**** RECORD LIST ****

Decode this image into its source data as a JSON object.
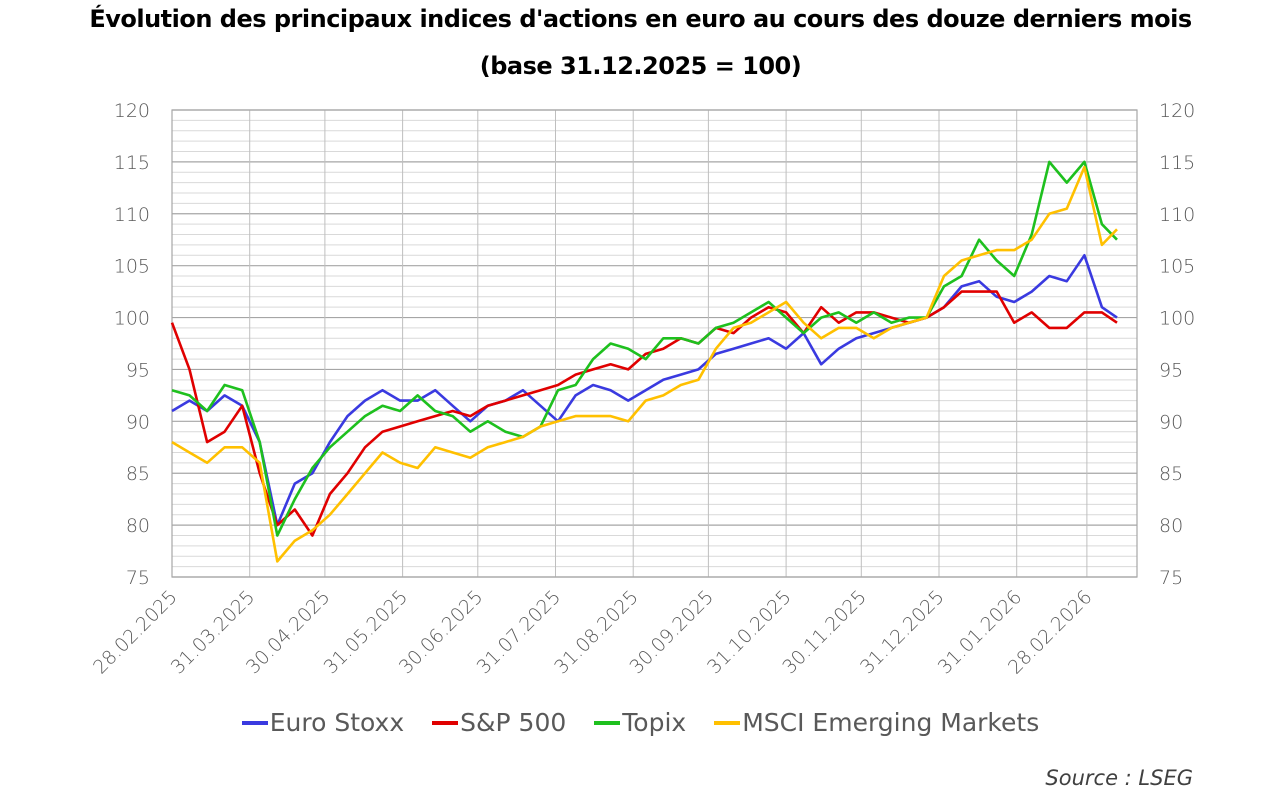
{
  "chart_data": {
    "type": "line",
    "title": "Évolution des principaux indices d'actions en euro au cours des douze derniers mois",
    "subtitle": "(base 31.12.2025 = 100)",
    "source": "Source : LSEG",
    "ylim": [
      75,
      120
    ],
    "y_ticks": [
      "75",
      "80",
      "85",
      "90",
      "95",
      "100",
      "105",
      "110",
      "115",
      "120"
    ],
    "y_axis": "both sides",
    "grid": "horizontal major every 5, minor every 1; vertical at month ends",
    "legend_position": "bottom",
    "x_ticks": [
      "28.02.2025",
      "31.03.2025",
      "30.04.2025",
      "31.05.2025",
      "30.06.2025",
      "31.07.2025",
      "31.08.2025",
      "30.09.2025",
      "31.10.2025",
      "30.11.2025",
      "31.12.2025",
      "31.01.2026",
      "28.02.2026"
    ],
    "x": [
      "28.02.2025",
      "07.03.2025",
      "14.03.2025",
      "21.03.2025",
      "28.03.2025",
      "04.04.2025",
      "11.04.2025",
      "18.04.2025",
      "25.04.2025",
      "02.05.2025",
      "09.05.2025",
      "16.05.2025",
      "23.05.2025",
      "30.05.2025",
      "06.06.2025",
      "13.06.2025",
      "20.06.2025",
      "27.06.2025",
      "04.07.2025",
      "11.07.2025",
      "18.07.2025",
      "25.07.2025",
      "01.08.2025",
      "08.08.2025",
      "15.08.2025",
      "22.08.2025",
      "29.08.2025",
      "05.09.2025",
      "12.09.2025",
      "19.09.2025",
      "26.09.2025",
      "03.10.2025",
      "10.10.2025",
      "17.10.2025",
      "24.10.2025",
      "31.10.2025",
      "07.11.2025",
      "14.11.2025",
      "21.11.2025",
      "28.11.2025",
      "05.12.2025",
      "12.12.2025",
      "19.12.2025",
      "26.12.2025",
      "02.01.2026",
      "09.01.2026",
      "16.01.2026",
      "23.01.2026",
      "30.01.2026",
      "06.02.2026",
      "13.02.2026",
      "20.02.2026",
      "27.02.2026",
      "06.03.2026",
      "12.03.2026"
    ],
    "series": [
      {
        "name": "Euro Stoxx",
        "color": "#3a3ae0",
        "values": [
          91,
          92,
          91,
          92.5,
          91.5,
          88,
          80,
          84,
          85,
          88,
          90.5,
          92,
          93,
          92,
          92,
          93,
          91.5,
          90,
          91.5,
          92,
          93,
          91.5,
          90,
          92.5,
          93.5,
          93,
          92,
          93,
          94,
          94.5,
          95,
          96.5,
          97,
          97.5,
          98,
          97,
          98.5,
          95.5,
          97,
          98,
          98.5,
          99,
          99.5,
          100,
          101,
          103,
          103.5,
          102,
          101.5,
          102.5,
          104,
          103.5,
          106,
          101,
          100
        ]
      },
      {
        "name": "S&P 500",
        "color": "#e00000",
        "values": [
          99.5,
          95,
          88,
          89,
          91.5,
          85,
          80,
          81.5,
          79,
          83,
          85,
          87.5,
          89,
          89.5,
          90,
          90.5,
          91,
          90.5,
          91.5,
          92,
          92.5,
          93,
          93.5,
          94.5,
          95,
          95.5,
          95,
          96.5,
          97,
          98,
          97.5,
          99,
          98.5,
          100,
          101,
          100.5,
          98.5,
          101,
          99.5,
          100.5,
          100.5,
          100,
          99.5,
          100,
          101,
          102.5,
          102.5,
          102.5,
          99.5,
          100.5,
          99,
          99,
          100.5,
          100.5,
          99.5
        ]
      },
      {
        "name": "Topix",
        "color": "#1ec01e",
        "values": [
          93,
          92.5,
          91,
          93.5,
          93,
          88,
          79,
          82.5,
          85.5,
          87.5,
          89,
          90.5,
          91.5,
          91,
          92.5,
          91,
          90.5,
          89,
          90,
          89,
          88.5,
          89.5,
          93,
          93.5,
          96,
          97.5,
          97,
          96,
          98,
          98,
          97.5,
          99,
          99.5,
          100.5,
          101.5,
          100,
          98.5,
          100,
          100.5,
          99.5,
          100.5,
          99.5,
          100,
          100,
          103,
          104,
          107.5,
          105.5,
          104,
          108,
          115,
          113,
          115,
          109,
          107.5
        ]
      },
      {
        "name": "MSCI Emerging Markets",
        "color": "#ffc000",
        "values": [
          88,
          87,
          86,
          87.5,
          87.5,
          86,
          76.5,
          78.5,
          79.5,
          81,
          83,
          85,
          87,
          86,
          85.5,
          87.5,
          87,
          86.5,
          87.5,
          88,
          88.5,
          89.5,
          90,
          90.5,
          90.5,
          90.5,
          90,
          92,
          92.5,
          93.5,
          94,
          97,
          99,
          99.5,
          100.5,
          101.5,
          99.5,
          98,
          99,
          99,
          98,
          99,
          99.5,
          100,
          104,
          105.5,
          106,
          106.5,
          106.5,
          107.5,
          110,
          110.5,
          114.5,
          107,
          108.5
        ]
      }
    ]
  }
}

****

- [AIM]: Copy each line of the records above that carries the word "source".

- [PROBLEM SOLUTION]:
Decode this image into its source data as a JSON object.
    "source": "Source : LSEG",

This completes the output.